## ROWS:
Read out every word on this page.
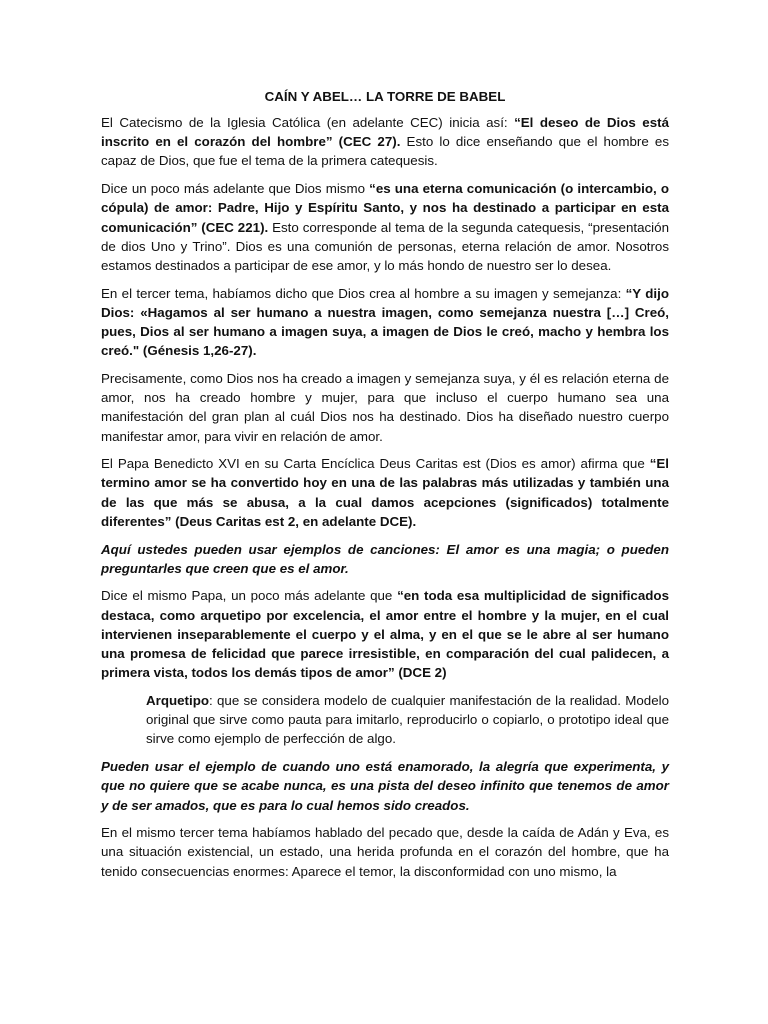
CAÍN Y ABEL… LA TORRE DE BABEL

El Catecismo de la Iglesia Católica (en adelante CEC) inicia así: “El deseo de Dios está inscrito en el corazón del hombre” (CEC 27). Esto lo dice enseñando que el hombre es capaz de Dios, que fue el tema de la primera catequesis.

Dice un poco más adelante que Dios mismo “es una eterna comunicación (o intercambio, o cópula) de amor: Padre, Hijo y Espíritu Santo, y nos ha destinado a participar en esta comunicación” (CEC 221). Esto corresponde al tema de la segunda catequesis, “presentación de dios Uno y Trino”. Dios es una comunión de personas, eterna relación de amor. Nosotros estamos destinados a participar de ese amor, y lo más hondo de nuestro ser lo desea.

En el tercer tema, habíamos dicho que Dios crea al hombre a su imagen y semejanza: “Y dijo Dios: «Hagamos al ser humano a nuestra imagen, como semejanza nuestra […] Creó, pues, Dios al ser humano a imagen suya, a imagen de Dios le creó, macho y hembra los creó." (Génesis 1,26-27).

Precisamente, como Dios nos ha creado a imagen y semejanza suya, y él es relación eterna de amor, nos ha creado hombre y mujer, para que incluso el cuerpo humano sea una manifestación del gran plan al cuál Dios nos ha destinado. Dios ha diseñado nuestro cuerpo manifestar amor, para vivir en relación de amor.

El Papa Benedicto XVI en su Carta Encíclica Deus Caritas est (Dios es amor) afirma que “El termino amor se ha convertido hoy en una de las palabras más utilizadas y también una de las que más se abusa, a la cual damos acepciones (significados) totalmente diferentes” (Deus Caritas est 2, en adelante DCE).

Aquí ustedes pueden usar ejemplos de canciones: El amor es una magia; o pueden preguntarles que creen que es el amor.

Dice el mismo Papa, un poco más adelante que “en toda esa multiplicidad de significados destaca, como arquetipo por excelencia, el amor entre el hombre y la mujer, en el cual intervienen inseparablemente el cuerpo y el alma, y en el que se le abre al ser humano una promesa de felicidad que parece irresistible, en comparación del cual palidecen, a primera vista, todos los demás tipos de amor” (DCE 2)

Arquetipo: que se considera modelo de cualquier manifestación de la realidad. Modelo original que sirve como pauta para imitarlo, reproducirlo o copiarlo, o prototipo ideal que sirve como ejemplo de perfección de algo.

Pueden usar el ejemplo de cuando uno está enamorado, la alegría que experimenta, y que no quiere que se acabe nunca, es una pista del deseo infinito que tenemos de amor y de ser amados, que es para lo cual hemos sido creados.

En el mismo tercer tema habíamos hablado del pecado que, desde la caída de Adán y Eva, es una situación existencial, un estado, una herida profunda en el corazón del hombre, que ha tenido consecuencias enormes: Aparece el temor, la disconformidad con uno mismo, la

## EXERCISE DETAILS:
Locate all lines that include the word "destinado" and copy them out.

## SOLVED EXERCISE:
Dice un poco más adelante que Dios mismo “es una eterna comunicación (o intercambio, o cópula) de amor: Padre, Hijo y Espíritu Santo, y nos ha destinado a participar en esta comunicación” (CEC 221). Esto corresponde al tema de la segunda catequesis, “presentación de dios Uno y Trino”. Dios es una comunión de personas, eterna relación de amor. Nosotros estamos destinados a participar de ese amor, y lo más hondo de nuestro ser lo desea.
Precisamente, como Dios nos ha creado a imagen y semejanza suya, y él es relación eterna de amor, nos ha creado hombre y mujer, para que incluso el cuerpo humano sea una manifestación del gran plan al cuál Dios nos ha destinado. Dios ha diseñado nuestro cuerpo manifestar amor, para vivir en relación de amor.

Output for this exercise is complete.